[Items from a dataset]
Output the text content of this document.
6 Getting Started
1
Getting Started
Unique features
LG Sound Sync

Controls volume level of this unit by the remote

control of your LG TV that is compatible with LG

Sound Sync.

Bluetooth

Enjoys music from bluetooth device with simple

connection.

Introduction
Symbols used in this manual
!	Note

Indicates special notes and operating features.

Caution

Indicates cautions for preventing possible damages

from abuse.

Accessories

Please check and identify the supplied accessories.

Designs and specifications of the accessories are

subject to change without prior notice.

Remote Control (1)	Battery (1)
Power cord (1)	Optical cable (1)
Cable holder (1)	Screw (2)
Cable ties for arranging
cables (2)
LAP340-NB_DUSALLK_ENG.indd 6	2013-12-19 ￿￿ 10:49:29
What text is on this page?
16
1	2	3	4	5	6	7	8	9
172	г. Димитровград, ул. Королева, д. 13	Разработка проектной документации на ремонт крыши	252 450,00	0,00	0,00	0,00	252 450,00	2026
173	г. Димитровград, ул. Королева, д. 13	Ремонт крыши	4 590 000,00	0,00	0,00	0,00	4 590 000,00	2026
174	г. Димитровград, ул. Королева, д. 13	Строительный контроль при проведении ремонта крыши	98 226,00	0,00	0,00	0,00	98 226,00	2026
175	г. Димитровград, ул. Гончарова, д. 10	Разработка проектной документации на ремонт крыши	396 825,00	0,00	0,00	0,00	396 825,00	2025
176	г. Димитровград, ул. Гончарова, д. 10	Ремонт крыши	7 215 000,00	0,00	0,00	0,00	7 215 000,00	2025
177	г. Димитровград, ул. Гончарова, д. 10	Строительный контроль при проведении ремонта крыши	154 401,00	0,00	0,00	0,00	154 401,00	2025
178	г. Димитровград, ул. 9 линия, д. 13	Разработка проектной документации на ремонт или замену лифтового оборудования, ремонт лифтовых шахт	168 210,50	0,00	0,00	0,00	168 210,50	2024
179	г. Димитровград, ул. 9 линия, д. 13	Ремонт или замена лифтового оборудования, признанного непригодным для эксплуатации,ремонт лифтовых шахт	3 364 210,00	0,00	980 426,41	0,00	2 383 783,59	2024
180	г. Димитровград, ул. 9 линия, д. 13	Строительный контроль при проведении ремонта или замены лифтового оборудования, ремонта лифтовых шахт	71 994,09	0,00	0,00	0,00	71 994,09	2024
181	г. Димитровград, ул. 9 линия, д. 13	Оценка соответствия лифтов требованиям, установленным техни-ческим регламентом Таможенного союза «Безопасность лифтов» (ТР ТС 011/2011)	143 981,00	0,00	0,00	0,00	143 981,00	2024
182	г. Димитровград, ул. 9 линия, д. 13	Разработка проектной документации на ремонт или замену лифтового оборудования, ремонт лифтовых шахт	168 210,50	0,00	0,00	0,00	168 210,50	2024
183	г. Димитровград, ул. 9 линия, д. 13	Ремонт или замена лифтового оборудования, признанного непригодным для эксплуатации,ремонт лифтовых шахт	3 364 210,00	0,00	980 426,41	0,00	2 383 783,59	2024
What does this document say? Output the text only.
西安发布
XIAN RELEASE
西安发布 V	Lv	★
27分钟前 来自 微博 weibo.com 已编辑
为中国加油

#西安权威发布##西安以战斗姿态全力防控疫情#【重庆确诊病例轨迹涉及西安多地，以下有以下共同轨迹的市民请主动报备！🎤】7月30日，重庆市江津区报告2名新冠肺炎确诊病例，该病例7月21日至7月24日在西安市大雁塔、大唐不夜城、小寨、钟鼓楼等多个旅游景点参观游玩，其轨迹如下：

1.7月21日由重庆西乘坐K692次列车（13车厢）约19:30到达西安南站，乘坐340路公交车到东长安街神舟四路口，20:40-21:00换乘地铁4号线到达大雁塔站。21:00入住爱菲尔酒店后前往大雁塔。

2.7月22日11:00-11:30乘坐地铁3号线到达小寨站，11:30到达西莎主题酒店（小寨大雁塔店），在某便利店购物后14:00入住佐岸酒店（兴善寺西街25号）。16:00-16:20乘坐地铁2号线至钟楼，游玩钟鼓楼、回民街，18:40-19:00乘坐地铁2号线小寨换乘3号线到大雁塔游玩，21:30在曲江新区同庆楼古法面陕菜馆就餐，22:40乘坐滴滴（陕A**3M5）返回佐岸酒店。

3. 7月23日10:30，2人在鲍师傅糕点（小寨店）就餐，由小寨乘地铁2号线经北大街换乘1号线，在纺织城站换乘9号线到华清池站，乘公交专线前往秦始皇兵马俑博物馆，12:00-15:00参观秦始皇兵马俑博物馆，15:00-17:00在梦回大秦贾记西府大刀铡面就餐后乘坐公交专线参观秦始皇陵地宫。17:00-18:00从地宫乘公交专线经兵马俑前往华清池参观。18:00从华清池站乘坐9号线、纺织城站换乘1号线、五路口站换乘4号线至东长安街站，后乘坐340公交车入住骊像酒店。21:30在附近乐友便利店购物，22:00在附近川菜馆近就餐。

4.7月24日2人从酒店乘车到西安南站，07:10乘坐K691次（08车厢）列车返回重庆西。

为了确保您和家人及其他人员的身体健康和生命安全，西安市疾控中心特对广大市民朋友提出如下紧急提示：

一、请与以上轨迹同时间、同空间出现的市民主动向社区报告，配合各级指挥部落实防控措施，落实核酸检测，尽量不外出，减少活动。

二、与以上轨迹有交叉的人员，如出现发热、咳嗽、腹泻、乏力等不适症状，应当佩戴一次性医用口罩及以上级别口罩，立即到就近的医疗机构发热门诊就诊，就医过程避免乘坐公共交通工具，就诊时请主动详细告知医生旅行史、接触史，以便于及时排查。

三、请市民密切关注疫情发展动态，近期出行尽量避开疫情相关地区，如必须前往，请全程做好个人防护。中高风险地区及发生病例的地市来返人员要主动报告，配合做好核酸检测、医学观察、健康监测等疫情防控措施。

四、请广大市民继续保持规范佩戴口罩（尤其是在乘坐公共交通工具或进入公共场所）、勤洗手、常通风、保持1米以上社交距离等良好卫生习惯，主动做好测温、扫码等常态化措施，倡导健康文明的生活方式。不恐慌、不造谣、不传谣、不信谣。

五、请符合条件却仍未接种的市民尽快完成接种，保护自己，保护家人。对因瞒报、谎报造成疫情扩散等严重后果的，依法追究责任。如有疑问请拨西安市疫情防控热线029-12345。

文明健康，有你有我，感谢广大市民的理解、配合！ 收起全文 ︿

▸ **EXERCISE GOAL**:
Give all of the entries again, word for word.

▸ **FINISHED ANSWER**:
Output the text content of this document.
6 Getting Started
1
Getting Started
Unique features
LG Sound Sync

Controls volume level of this unit by the remote

control of your LG TV that is compatible with LG

Sound Sync.

Bluetooth

Enjoys music from bluetooth device with simple

connection.

Introduction
Symbols used in this manual
!	Note

Indicates special notes and operating features.

Caution

Indicates cautions for preventing possible damages

from abuse.

Accessories

Please check and identify the supplied accessories.

Designs and specifications of the accessories are

subject to change without prior notice.

Remote Control (1)	Battery (1)
Power cord (1)	Optical cable (1)
Cable holder (1)	Screw (2)
Cable ties for arranging
cables (2)
LAP340-NB_DUSALLK_ENG.indd 6	2013-12-19 ￿￿ 10:49:29
What text is on this page?
16
1	2	3	4	5	6	7	8	9
172	г. Димитровград, ул. Королева, д. 13	Разработка проектной документации на ремонт крыши	252 450,00	0,00	0,00	0,00	252 450,00	2026
173	г. Димитровград, ул. Королева, д. 13	Ремонт крыши	4 590 000,00	0,00	0,00	0,00	4 590 000,00	2026
174	г. Димитровград, ул. Королева, д. 13	Строительный контроль при проведении ремонта крыши	98 226,00	0,00	0,00	0,00	98 226,00	2026
175	г. Димитровград, ул. Гончарова, д. 10	Разработка проектной документации на ремонт крыши	396 825,00	0,00	0,00	0,00	396 825,00	2025
176	г. Димитровград, ул. Гончарова, д. 10	Ремонт крыши	7 215 000,00	0,00	0,00	0,00	7 215 000,00	2025
177	г. Димитровград, ул. Гончарова, д. 10	Строительный контроль при проведении ремонта крыши	154 401,00	0,00	0,00	0,00	154 401,00	2025
178	г. Димитровград, ул. 9 линия, д. 13	Разработка проектной документации на ремонт или замену лифтового оборудования, ремонт лифтовых шахт	168 210,50	0,00	0,00	0,00	168 210,50	2024
179	г. Димитровград, ул. 9 линия, д. 13	Ремонт или замена лифтового оборудования, признанного непригодным для эксплуатации,ремонт лифтовых шахт	3 364 210,00	0,00	980 426,41	0,00	2 383 783,59	2024
180	г. Димитровград, ул. 9 линия, д. 13	Строительный контроль при проведении ремонта или замены лифтового оборудования, ремонта лифтовых шахт	71 994,09	0,00	0,00	0,00	71 994,09	2024
181	г. Димитровград, ул. 9 линия, д. 13	Оценка соответствия лифтов требованиям, установленным техни-ческим регламентом Таможенного союза «Безопасность лифтов» (ТР ТС 011/2011)	143 981,00	0,00	0,00	0,00	143 981,00	2024
182	г. Димитровград, ул. 9 линия, д. 13	Разработка проектной документации на ремонт или замену лифтового оборудования, ремонт лифтовых шахт	168 210,50	0,00	0,00	0,00	168 210,50	2024
183	г. Димитровград, ул. 9 линия, д. 13	Ремонт или замена лифтового оборудования, признанного непригодным для эксплуатации,ремонт лифтовых шахт	3 364 210,00	0,00	980 426,41	0,00	2 383 783,59	2024
What does this document say? Output the text only.
西安发布
XIAN RELEASE
西安发布 V	Lv	★
27分钟前 来自 微博 weibo.com 已编辑
为中国加油

#西安权威发布##西安以战斗姿态全力防控疫情#【重庆确诊病例轨迹涉及西安多地，以下有以下共同轨迹的市民请主动报备！🎤】7月30日，重庆市江津区报告2名新冠肺炎确诊病例，该病例7月21日至7月24日在西安市大雁塔、大唐不夜城、小寨、钟鼓楼等多个旅游景点参观游玩，其轨迹如下：

1.7月21日由重庆西乘坐K692次列车（13车厢）约19:30到达西安南站，乘坐340路公交车到东长安街神舟四路口，20:40-21:00换乘地铁4号线到达大雁塔站。21:00入住爱菲尔酒店后前往大雁塔。

2.7月22日11:00-11:30乘坐地铁3号线到达小寨站，11:30到达西莎主题酒店（小寨大雁塔店），在某便利店购物后14:00入住佐岸酒店（兴善寺西街25号）。16:00-16:20乘坐地铁2号线至钟楼，游玩钟鼓楼、回民街，18:40-19:00乘坐地铁2号线小寨换乘3号线到大雁塔游玩，21:30在曲江新区同庆楼古法面陕菜馆就餐，22:40乘坐滴滴（陕A**3M5）返回佐岸酒店。

3. 7月23日10:30，2人在鲍师傅糕点（小寨店）就餐，由小寨乘地铁2号线经北大街换乘1号线，在纺织城站换乘9号线到华清池站，乘公交专线前往秦始皇兵马俑博物馆，12:00-15:00参观秦始皇兵马俑博物馆，15:00-17:00在梦回大秦贾记西府大刀铡面就餐后乘坐公交专线参观秦始皇陵地宫。17:00-18:00从地宫乘公交专线经兵马俑前往华清池参观。18:00从华清池站乘坐9号线、纺织城站换乘1号线、五路口站换乘4号线至东长安街站，后乘坐340公交车入住骊像酒店。21:30在附近乐友便利店购物，22:00在附近川菜馆近就餐。

4.7月24日2人从酒店乘车到西安南站，07:10乘坐K691次（08车厢）列车返回重庆西。

为了确保您和家人及其他人员的身体健康和生命安全，西安市疾控中心特对广大市民朋友提出如下紧急提示：

一、请与以上轨迹同时间、同空间出现的市民主动向社区报告，配合各级指挥部落实防控措施，落实核酸检测，尽量不外出，减少活动。

二、与以上轨迹有交叉的人员，如出现发热、咳嗽、腹泻、乏力等不适症状，应当佩戴一次性医用口罩及以上级别口罩，立即到就近的医疗机构发热门诊就诊，就医过程避免乘坐公共交通工具，就诊时请主动详细告知医生旅行史、接触史，以便于及时排查。

三、请市民密切关注疫情发展动态，近期出行尽量避开疫情相关地区，如必须前往，请全程做好个人防护。中高风险地区及发生病例的地市来返人员要主动报告，配合做好核酸检测、医学观察、健康监测等疫情防控措施。

四、请广大市民继续保持规范佩戴口罩（尤其是在乘坐公共交通工具或进入公共场所）、勤洗手、常通风、保持1米以上社交距离等良好卫生习惯，主动做好测温、扫码等常态化措施，倡导健康文明的生活方式。不恐慌、不造谣、不传谣、不信谣。

五、请符合条件却仍未接种的市民尽快完成接种，保护自己，保护家人。对因瞒报、谎报造成疫情扩散等严重后果的，依法追究责任。如有疑问请拨西安市疫情防控热线029-12345。

文明健康，有你有我，感谢广大市民的理解、配合！ 收起全文 ︿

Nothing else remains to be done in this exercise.